(Problem description):
Omit the pictures, then reproduce every remaining record exactly.
----------------
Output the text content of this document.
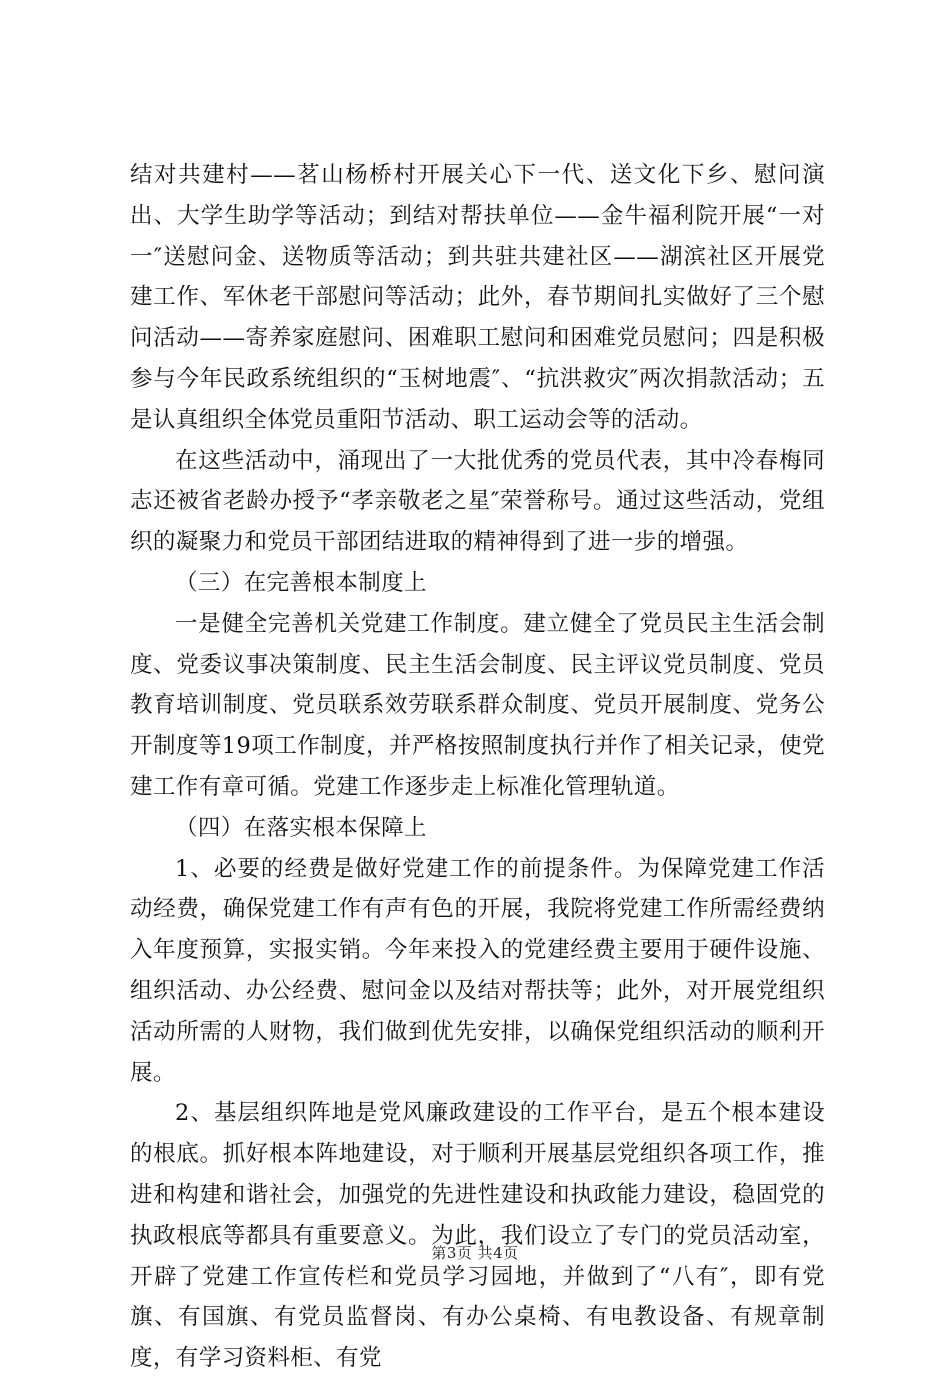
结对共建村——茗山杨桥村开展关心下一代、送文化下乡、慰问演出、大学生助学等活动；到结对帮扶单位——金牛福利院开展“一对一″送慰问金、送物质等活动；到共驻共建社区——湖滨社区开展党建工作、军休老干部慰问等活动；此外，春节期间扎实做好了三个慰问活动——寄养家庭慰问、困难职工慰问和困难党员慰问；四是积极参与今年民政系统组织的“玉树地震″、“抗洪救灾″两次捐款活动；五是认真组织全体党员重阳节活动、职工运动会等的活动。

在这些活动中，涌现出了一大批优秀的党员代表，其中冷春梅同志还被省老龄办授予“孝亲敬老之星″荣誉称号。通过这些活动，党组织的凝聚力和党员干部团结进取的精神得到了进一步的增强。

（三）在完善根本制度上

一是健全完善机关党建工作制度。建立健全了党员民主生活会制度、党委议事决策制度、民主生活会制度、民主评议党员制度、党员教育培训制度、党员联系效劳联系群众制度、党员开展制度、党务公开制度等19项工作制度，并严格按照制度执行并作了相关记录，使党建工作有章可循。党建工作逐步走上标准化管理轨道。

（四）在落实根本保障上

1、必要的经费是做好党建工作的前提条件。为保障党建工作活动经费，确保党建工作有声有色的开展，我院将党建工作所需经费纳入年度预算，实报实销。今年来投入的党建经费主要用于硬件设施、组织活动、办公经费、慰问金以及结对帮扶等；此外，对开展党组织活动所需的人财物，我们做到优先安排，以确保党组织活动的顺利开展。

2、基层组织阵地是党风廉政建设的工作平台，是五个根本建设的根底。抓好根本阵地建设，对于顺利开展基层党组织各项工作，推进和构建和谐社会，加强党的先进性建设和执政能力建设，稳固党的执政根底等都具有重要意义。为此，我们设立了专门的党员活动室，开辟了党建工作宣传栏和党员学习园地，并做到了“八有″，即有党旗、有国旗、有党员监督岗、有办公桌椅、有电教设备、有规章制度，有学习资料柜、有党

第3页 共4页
----------------
(Finished task):
Output the text content of this document.
结对共建村——茗山杨桥村开展关心下一代、送文化下乡、慰问演出、大学生助学等活动；到结对帮扶单位——金牛福利院开展“一对一″送慰问金、送物质等活动；到共驻共建社区——湖滨社区开展党建工作、军休老干部慰问等活动；此外，春节期间扎实做好了三个慰问活动——寄养家庭慰问、困难职工慰问和困难党员慰问；四是积极参与今年民政系统组织的“玉树地震″、“抗洪救灾″两次捐款活动；五是认真组织全体党员重阳节活动、职工运动会等的活动。

在这些活动中，涌现出了一大批优秀的党员代表，其中冷春梅同志还被省老龄办授予“孝亲敬老之星″荣誉称号。通过这些活动，党组织的凝聚力和党员干部团结进取的精神得到了进一步的增强。

（三）在完善根本制度上

一是健全完善机关党建工作制度。建立健全了党员民主生活会制度、党委议事决策制度、民主生活会制度、民主评议党员制度、党员教育培训制度、党员联系效劳联系群众制度、党员开展制度、党务公开制度等19项工作制度，并严格按照制度执行并作了相关记录，使党建工作有章可循。党建工作逐步走上标准化管理轨道。

（四）在落实根本保障上

1、必要的经费是做好党建工作的前提条件。为保障党建工作活动经费，确保党建工作有声有色的开展，我院将党建工作所需经费纳入年度预算，实报实销。今年来投入的党建经费主要用于硬件设施、组织活动、办公经费、慰问金以及结对帮扶等；此外，对开展党组织活动所需的人财物，我们做到优先安排，以确保党组织活动的顺利开展。

2、基层组织阵地是党风廉政建设的工作平台，是五个根本建设的根底。抓好根本阵地建设，对于顺利开展基层党组织各项工作，推进和构建和谐社会，加强党的先进性建设和执政能力建设，稳固党的执政根底等都具有重要意义。为此，我们设立了专门的党员活动室，开辟了党建工作宣传栏和党员学习园地，并做到了“八有″，即有党旗、有国旗、有党员监督岗、有办公桌椅、有电教设备、有规章制度，有学习资料柜、有党

第3页 共4页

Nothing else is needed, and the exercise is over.